### The problem:
Copy every line of the records below exactly, leaving out the pictures.
====== Material provided ======
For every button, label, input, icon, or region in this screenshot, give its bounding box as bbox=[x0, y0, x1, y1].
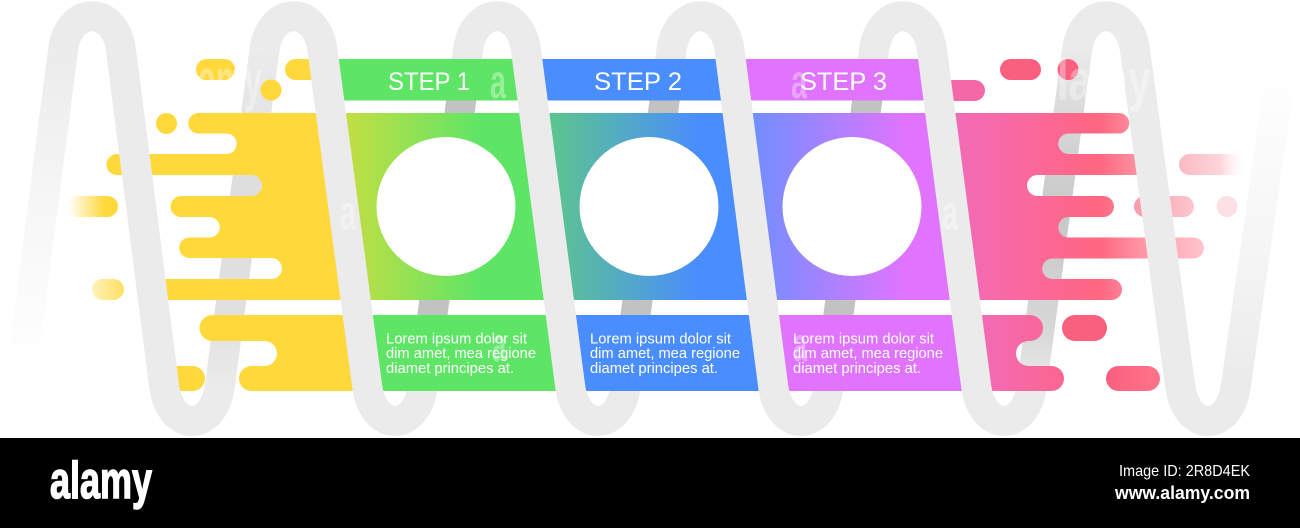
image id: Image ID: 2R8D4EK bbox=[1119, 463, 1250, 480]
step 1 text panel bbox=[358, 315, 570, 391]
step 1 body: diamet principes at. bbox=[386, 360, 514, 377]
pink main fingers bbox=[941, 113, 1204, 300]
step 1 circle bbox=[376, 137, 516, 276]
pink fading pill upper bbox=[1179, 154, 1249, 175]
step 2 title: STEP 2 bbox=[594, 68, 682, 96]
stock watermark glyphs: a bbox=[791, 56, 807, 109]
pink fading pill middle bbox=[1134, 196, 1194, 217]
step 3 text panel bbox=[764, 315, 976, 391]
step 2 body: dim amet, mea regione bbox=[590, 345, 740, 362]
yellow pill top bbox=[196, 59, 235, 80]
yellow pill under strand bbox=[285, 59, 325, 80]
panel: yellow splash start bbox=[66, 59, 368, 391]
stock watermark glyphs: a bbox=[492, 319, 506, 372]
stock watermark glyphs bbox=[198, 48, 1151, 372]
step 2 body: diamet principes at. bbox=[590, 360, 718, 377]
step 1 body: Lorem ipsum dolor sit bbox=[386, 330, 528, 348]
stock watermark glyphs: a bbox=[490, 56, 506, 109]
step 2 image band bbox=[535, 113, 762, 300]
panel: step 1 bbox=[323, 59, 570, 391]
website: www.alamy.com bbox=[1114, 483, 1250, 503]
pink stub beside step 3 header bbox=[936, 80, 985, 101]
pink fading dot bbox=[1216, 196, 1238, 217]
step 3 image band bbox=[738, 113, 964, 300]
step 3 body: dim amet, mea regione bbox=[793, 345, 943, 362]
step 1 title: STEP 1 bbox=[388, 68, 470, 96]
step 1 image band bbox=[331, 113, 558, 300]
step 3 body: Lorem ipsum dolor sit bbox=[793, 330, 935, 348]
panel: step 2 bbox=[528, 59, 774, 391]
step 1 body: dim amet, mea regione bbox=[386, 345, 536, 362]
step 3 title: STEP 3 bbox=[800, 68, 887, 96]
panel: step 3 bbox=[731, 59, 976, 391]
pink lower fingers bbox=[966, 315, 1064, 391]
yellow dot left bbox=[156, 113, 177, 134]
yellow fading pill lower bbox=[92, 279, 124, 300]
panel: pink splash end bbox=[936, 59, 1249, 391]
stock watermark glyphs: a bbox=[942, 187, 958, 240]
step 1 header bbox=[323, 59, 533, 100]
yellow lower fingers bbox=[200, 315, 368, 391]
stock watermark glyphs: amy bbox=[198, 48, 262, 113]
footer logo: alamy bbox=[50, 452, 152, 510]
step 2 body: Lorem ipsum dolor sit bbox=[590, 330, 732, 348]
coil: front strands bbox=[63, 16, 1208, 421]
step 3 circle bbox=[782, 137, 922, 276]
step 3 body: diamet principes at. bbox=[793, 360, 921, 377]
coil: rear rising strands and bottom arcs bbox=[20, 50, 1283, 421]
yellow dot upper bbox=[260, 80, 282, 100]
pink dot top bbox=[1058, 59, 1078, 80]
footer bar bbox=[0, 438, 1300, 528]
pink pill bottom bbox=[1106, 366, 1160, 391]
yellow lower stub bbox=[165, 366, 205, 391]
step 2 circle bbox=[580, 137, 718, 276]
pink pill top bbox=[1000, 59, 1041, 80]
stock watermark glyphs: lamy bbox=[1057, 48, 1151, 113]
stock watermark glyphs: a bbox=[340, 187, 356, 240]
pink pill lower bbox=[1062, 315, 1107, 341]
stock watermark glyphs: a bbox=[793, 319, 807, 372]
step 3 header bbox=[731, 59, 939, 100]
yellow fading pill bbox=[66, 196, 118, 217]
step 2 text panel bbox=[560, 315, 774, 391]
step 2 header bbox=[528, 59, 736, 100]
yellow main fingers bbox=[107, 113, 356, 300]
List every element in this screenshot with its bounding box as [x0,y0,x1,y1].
======
### Finished task:
For every button, label, input, icon, or region in this screenshot, give its bounding box as bbox=[x0, y0, x1, y1].
image id: Image ID: 2R8D4EK bbox=[1119, 463, 1250, 480]
step 1 text panel bbox=[358, 315, 570, 391]
step 1 body: diamet principes at. bbox=[386, 360, 514, 377]
pink main fingers bbox=[941, 113, 1204, 300]
step 1 circle bbox=[376, 137, 516, 276]
pink fading pill upper bbox=[1179, 154, 1249, 175]
step 2 title: STEP 2 bbox=[594, 68, 682, 96]
stock watermark glyphs: a bbox=[791, 56, 807, 109]
pink fading pill middle bbox=[1134, 196, 1194, 217]
step 3 text panel bbox=[764, 315, 976, 391]
step 2 body: dim amet, mea regione bbox=[590, 345, 740, 362]
yellow pill top bbox=[196, 59, 235, 80]
yellow pill under strand bbox=[285, 59, 325, 80]
panel: yellow splash start bbox=[66, 59, 368, 391]
stock watermark glyphs: a bbox=[492, 319, 506, 372]
stock watermark glyphs bbox=[198, 48, 1151, 372]
step 2 body: diamet principes at. bbox=[590, 360, 718, 377]
step 1 body: Lorem ipsum dolor sit bbox=[386, 330, 528, 348]
stock watermark glyphs: a bbox=[490, 56, 506, 109]
step 2 image band bbox=[535, 113, 762, 300]
panel: step 1 bbox=[323, 59, 570, 391]
website: www.alamy.com bbox=[1114, 483, 1250, 503]
pink stub beside step 3 header bbox=[936, 80, 985, 101]
pink fading dot bbox=[1216, 196, 1238, 217]
step 3 image band bbox=[738, 113, 964, 300]
step 3 body: dim amet, mea regione bbox=[793, 345, 943, 362]
step 1 title: STEP 1 bbox=[388, 68, 470, 96]
step 1 image band bbox=[331, 113, 558, 300]
step 3 body: Lorem ipsum dolor sit bbox=[793, 330, 935, 348]
panel: step 2 bbox=[528, 59, 774, 391]
step 1 body: dim amet, mea regione bbox=[386, 345, 536, 362]
step 3 title: STEP 3 bbox=[800, 68, 887, 96]
panel: step 3 bbox=[731, 59, 976, 391]
pink lower fingers bbox=[966, 315, 1064, 391]
yellow dot left bbox=[156, 113, 177, 134]
yellow fading pill lower bbox=[92, 279, 124, 300]
panel: pink splash end bbox=[936, 59, 1249, 391]
stock watermark glyphs: a bbox=[942, 187, 958, 240]
step 1 header bbox=[323, 59, 533, 100]
yellow lower fingers bbox=[200, 315, 368, 391]
stock watermark glyphs: amy bbox=[198, 48, 262, 113]
footer logo: alamy bbox=[50, 452, 152, 510]
step 2 body: Lorem ipsum dolor sit bbox=[590, 330, 732, 348]
coil: front strands bbox=[63, 16, 1208, 421]
step 3 circle bbox=[782, 137, 922, 276]
step 3 body: diamet principes at. bbox=[793, 360, 921, 377]
coil: rear rising strands and bottom arcs bbox=[20, 50, 1283, 421]
yellow dot upper bbox=[260, 80, 282, 100]
pink dot top bbox=[1058, 59, 1078, 80]
footer bar bbox=[0, 438, 1300, 528]
pink pill bottom bbox=[1106, 366, 1160, 391]
yellow lower stub bbox=[165, 366, 205, 391]
step 2 circle bbox=[580, 137, 718, 276]
pink pill top bbox=[1000, 59, 1041, 80]
stock watermark glyphs: lamy bbox=[1057, 48, 1151, 113]
stock watermark glyphs: a bbox=[340, 187, 356, 240]
pink pill lower bbox=[1062, 315, 1107, 341]
stock watermark glyphs: a bbox=[793, 319, 807, 372]
step 3 header bbox=[731, 59, 939, 100]
yellow fading pill bbox=[66, 196, 118, 217]
step 2 text panel bbox=[560, 315, 774, 391]
step 2 header bbox=[528, 59, 736, 100]
yellow main fingers bbox=[107, 113, 356, 300]
List every element in this screenshot with its bounding box as [x0,y0,x1,y1].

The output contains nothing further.